EXERCISE INSTRUCTIONS: Work out how many lines of the listing hold "should", then state only that count.

INPUT FOR THIS TASK:
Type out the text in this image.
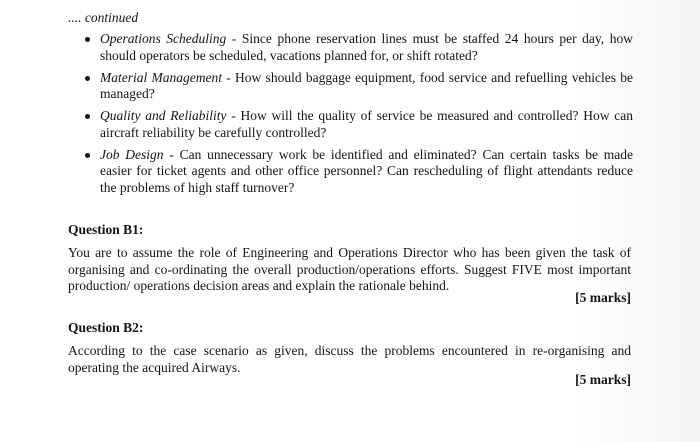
.... continued

Operations Scheduling - Since phone reservation lines must be staffed 24 hours per day, how should operators be scheduled, vacations planned for, or shift rotated?
Material Management - How should baggage equipment, food service and refuelling vehicles be managed?
Quality and Reliability - How will the quality of service be measured and controlled? How can aircraft reliability be carefully controlled?
Job Design - Can unnecessary work be identified and eliminated? Can certain tasks be made easier for ticket agents and other office personnel? Can rescheduling of flight attendants reduce the problems of high staff turnover?

Question B1:

You are to assume the role of Engineering and Operations Director who has been given the task of organising and co-ordinating the overall production/operations efforts. Suggest FIVE most important production/ operations decision areas and explain the rationale behind.

[5 marks]

Question B2:

According to the case scenario as given, discuss the problems encountered in re-organising and operating the acquired Airways.

[5 marks]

ANSWER TO THIS EXERCISE: 2